---------- LISTING
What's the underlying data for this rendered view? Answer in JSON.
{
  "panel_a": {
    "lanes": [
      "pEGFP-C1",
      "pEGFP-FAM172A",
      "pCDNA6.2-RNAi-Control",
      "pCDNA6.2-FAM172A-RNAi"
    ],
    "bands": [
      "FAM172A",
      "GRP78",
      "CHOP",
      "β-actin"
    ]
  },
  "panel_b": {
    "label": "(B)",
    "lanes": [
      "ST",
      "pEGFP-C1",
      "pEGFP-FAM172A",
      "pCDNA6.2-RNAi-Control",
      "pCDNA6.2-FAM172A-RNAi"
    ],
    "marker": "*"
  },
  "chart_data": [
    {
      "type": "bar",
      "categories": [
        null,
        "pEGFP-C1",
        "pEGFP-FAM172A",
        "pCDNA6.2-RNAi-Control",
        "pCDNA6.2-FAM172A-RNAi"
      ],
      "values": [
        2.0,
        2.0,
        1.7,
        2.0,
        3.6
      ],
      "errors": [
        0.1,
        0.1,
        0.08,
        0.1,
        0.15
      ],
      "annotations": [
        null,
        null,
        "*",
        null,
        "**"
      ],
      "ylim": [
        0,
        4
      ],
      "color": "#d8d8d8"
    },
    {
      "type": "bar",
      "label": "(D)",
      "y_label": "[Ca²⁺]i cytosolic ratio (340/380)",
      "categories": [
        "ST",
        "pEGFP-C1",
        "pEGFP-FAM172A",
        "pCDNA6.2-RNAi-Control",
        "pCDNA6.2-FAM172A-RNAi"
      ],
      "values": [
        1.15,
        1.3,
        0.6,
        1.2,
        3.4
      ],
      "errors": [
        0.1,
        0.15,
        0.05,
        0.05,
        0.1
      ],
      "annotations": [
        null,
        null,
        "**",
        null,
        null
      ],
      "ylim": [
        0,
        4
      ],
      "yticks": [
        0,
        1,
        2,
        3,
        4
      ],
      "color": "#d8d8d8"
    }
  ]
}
--------------------
Write down the full listing again, exactly.

What's the underlying data for this rendered view? Answer in JSON.
{
  "panel_a": {
    "lanes": [
      "pEGFP-C1",
      "pEGFP-FAM172A",
      "pCDNA6.2-RNAi-Control",
      "pCDNA6.2-FAM172A-RNAi"
    ],
    "bands": [
      "FAM172A",
      "GRP78",
      "CHOP",
      "β-actin"
    ]
  },
  "panel_b": {
    "label": "(B)",
    "lanes": [
      "ST",
      "pEGFP-C1",
      "pEGFP-FAM172A",
      "pCDNA6.2-RNAi-Control",
      "pCDNA6.2-FAM172A-RNAi"
    ],
    "marker": "*"
  },
  "chart_data": [
    {
      "type": "bar",
      "categories": [
        null,
        "pEGFP-C1",
        "pEGFP-FAM172A",
        "pCDNA6.2-RNAi-Control",
        "pCDNA6.2-FAM172A-RNAi"
      ],
      "values": [
        2.0,
        2.0,
        1.7,
        2.0,
        3.6
      ],
      "errors": [
        0.1,
        0.1,
        0.08,
        0.1,
        0.15
      ],
      "annotations": [
        null,
        null,
        "*",
        null,
        "**"
      ],
      "ylim": [
        0,
        4
      ],
      "color": "#d8d8d8"
    },
    {
      "type": "bar",
      "label": "(D)",
      "y_label": "[Ca²⁺]i cytosolic ratio (340/380)",
      "categories": [
        "ST",
        "pEGFP-C1",
        "pEGFP-FAM172A",
        "pCDNA6.2-RNAi-Control",
        "pCDNA6.2-FAM172A-RNAi"
      ],
      "values": [
        1.15,
        1.3,
        0.6,
        1.2,
        3.4
      ],
      "errors": [
        0.1,
        0.15,
        0.05,
        0.05,
        0.1
      ],
      "annotations": [
        null,
        null,
        "**",
        null,
        null
      ],
      "ylim": [
        0,
        4
      ],
      "yticks": [
        0,
        1,
        2,
        3,
        4
      ],
      "color": "#d8d8d8"
    }
  ]
}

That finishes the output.